## What to produce:
In the data below, find each line containing the string "about" and return it.

## The input:
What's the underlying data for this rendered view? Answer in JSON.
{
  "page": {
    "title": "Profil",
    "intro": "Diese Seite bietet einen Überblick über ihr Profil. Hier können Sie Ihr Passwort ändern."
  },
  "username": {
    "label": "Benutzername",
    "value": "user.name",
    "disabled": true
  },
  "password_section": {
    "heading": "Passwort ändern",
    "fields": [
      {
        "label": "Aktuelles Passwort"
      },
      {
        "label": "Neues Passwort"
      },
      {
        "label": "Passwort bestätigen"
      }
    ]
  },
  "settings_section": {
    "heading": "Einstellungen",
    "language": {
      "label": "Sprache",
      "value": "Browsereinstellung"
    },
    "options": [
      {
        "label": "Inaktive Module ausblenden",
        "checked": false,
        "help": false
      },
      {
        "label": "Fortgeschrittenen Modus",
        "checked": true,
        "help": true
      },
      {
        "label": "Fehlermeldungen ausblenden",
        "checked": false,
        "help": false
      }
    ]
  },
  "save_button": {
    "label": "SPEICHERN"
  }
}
---
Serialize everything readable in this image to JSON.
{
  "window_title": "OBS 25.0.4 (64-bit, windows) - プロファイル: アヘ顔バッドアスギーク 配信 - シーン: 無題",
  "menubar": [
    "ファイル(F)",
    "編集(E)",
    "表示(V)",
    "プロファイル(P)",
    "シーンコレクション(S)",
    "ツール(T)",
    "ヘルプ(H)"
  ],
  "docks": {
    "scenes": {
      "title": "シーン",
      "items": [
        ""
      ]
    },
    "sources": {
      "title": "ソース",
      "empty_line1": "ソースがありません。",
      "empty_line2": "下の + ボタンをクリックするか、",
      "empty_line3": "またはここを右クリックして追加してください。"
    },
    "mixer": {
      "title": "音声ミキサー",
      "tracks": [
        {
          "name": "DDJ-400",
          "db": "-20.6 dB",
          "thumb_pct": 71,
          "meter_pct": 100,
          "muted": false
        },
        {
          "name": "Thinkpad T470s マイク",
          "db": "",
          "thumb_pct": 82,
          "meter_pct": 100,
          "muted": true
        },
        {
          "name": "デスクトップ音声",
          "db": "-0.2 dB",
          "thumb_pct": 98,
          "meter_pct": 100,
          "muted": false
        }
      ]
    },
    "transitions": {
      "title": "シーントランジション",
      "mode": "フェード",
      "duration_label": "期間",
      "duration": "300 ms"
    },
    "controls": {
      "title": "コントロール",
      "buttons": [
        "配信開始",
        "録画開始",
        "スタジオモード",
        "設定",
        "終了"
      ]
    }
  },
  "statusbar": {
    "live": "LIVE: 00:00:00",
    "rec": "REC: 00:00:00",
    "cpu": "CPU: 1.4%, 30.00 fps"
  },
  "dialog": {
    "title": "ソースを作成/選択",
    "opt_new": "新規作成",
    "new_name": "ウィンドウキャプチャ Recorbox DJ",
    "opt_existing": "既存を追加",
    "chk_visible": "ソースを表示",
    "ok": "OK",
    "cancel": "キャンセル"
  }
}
* * *
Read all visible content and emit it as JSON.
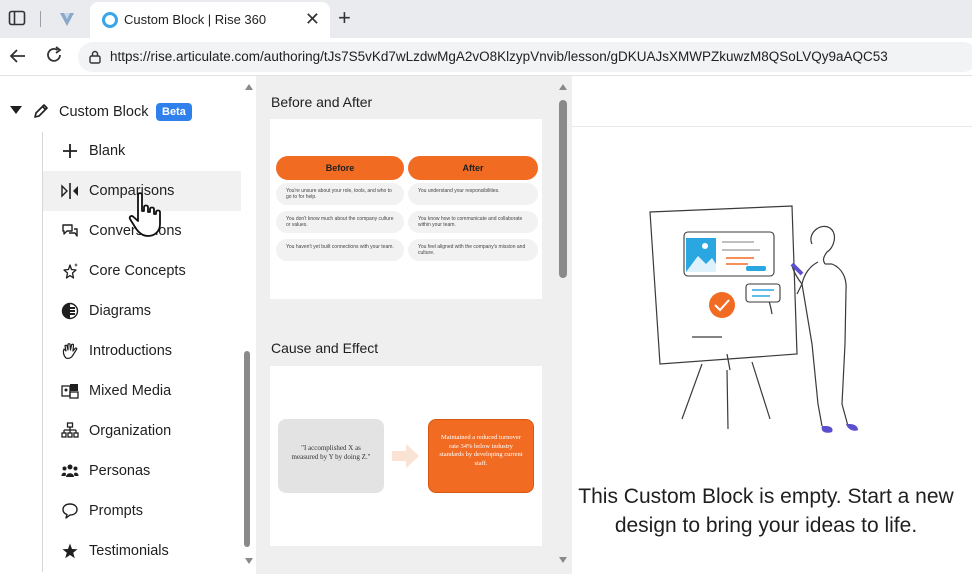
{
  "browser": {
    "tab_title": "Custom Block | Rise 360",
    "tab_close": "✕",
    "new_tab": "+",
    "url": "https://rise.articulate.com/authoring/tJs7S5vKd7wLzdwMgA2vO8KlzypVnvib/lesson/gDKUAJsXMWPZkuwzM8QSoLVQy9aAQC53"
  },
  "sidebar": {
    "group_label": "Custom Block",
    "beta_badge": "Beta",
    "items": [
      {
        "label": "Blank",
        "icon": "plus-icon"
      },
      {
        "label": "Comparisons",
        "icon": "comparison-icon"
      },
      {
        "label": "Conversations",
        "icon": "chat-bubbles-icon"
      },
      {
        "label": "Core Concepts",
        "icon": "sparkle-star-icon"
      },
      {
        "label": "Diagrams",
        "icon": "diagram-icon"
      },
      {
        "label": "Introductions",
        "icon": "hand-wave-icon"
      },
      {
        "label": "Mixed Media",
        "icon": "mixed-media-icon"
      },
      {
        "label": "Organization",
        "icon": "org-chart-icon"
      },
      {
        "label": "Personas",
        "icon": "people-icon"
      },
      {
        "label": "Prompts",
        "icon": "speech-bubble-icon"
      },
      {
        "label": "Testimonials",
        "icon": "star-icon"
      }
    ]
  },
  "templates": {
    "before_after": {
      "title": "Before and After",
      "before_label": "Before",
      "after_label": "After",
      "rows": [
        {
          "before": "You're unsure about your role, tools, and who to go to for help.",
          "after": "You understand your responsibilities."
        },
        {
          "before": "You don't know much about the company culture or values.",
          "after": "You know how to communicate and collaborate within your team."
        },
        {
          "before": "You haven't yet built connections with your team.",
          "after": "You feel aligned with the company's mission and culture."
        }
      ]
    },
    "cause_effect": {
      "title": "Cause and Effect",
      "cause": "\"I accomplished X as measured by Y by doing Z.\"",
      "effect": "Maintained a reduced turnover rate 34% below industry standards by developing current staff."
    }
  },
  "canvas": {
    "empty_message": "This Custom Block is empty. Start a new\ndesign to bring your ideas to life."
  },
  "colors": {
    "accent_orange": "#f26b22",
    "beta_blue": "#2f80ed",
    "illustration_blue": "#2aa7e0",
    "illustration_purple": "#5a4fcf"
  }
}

## Solution:
          "before": "You're unsure about your role, tools, and who to go to for help.",
          "before": "You don't know much about the company culture or values.",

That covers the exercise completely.